• _What you have to do_
What follows is a listing to be transcribed exactly.

• _Raw data_
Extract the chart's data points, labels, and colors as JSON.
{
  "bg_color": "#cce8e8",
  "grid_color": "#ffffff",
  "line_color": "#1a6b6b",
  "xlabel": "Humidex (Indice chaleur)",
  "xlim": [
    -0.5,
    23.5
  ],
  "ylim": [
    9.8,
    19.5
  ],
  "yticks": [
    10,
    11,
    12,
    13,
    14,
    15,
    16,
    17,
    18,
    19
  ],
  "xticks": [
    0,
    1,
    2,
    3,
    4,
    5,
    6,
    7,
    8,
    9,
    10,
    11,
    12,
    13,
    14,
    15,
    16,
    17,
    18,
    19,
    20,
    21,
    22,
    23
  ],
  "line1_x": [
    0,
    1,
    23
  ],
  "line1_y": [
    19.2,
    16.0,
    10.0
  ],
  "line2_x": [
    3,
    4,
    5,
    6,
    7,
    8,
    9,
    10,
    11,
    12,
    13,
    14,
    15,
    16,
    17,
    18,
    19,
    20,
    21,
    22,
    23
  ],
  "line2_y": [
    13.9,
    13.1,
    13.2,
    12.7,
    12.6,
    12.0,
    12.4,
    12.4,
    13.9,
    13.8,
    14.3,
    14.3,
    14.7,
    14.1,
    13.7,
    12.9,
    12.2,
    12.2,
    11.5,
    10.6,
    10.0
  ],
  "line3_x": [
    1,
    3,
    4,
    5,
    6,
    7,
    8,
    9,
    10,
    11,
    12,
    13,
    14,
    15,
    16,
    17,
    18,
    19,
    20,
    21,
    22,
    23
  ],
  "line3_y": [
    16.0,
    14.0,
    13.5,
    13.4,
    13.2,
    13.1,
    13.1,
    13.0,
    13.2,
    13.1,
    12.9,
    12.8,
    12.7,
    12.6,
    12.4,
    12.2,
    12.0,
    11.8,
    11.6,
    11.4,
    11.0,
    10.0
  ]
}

• _Solution for this exercise_
Extract the chart's data points, labels, and colors as JSON.
{
  "bg_color": "#cce8e8",
  "grid_color": "#ffffff",
  "line_color": "#1a6b6b",
  "xlabel": "Humidex (Indice chaleur)",
  "xlim": [
    -0.5,
    23.5
  ],
  "ylim": [
    9.8,
    19.5
  ],
  "yticks": [
    10,
    11,
    12,
    13,
    14,
    15,
    16,
    17,
    18,
    19
  ],
  "xticks": [
    0,
    1,
    2,
    3,
    4,
    5,
    6,
    7,
    8,
    9,
    10,
    11,
    12,
    13,
    14,
    15,
    16,
    17,
    18,
    19,
    20,
    21,
    22,
    23
  ],
  "line1_x": [
    0,
    1,
    23
  ],
  "line1_y": [
    19.2,
    16.0,
    10.0
  ],
  "line2_x": [
    3,
    4,
    5,
    6,
    7,
    8,
    9,
    10,
    11,
    12,
    13,
    14,
    15,
    16,
    17,
    18,
    19,
    20,
    21,
    22,
    23
  ],
  "line2_y": [
    13.9,
    13.1,
    13.2,
    12.7,
    12.6,
    12.0,
    12.4,
    12.4,
    13.9,
    13.8,
    14.3,
    14.3,
    14.7,
    14.1,
    13.7,
    12.9,
    12.2,
    12.2,
    11.5,
    10.6,
    10.0
  ],
  "line3_x": [
    1,
    3,
    4,
    5,
    6,
    7,
    8,
    9,
    10,
    11,
    12,
    13,
    14,
    15,
    16,
    17,
    18,
    19,
    20,
    21,
    22,
    23
  ],
  "line3_y": [
    16.0,
    14.0,
    13.5,
    13.4,
    13.2,
    13.1,
    13.1,
    13.0,
    13.2,
    13.1,
    12.9,
    12.8,
    12.7,
    12.6,
    12.4,
    12.2,
    12.0,
    11.8,
    11.6,
    11.4,
    11.0,
    10.0
  ]
}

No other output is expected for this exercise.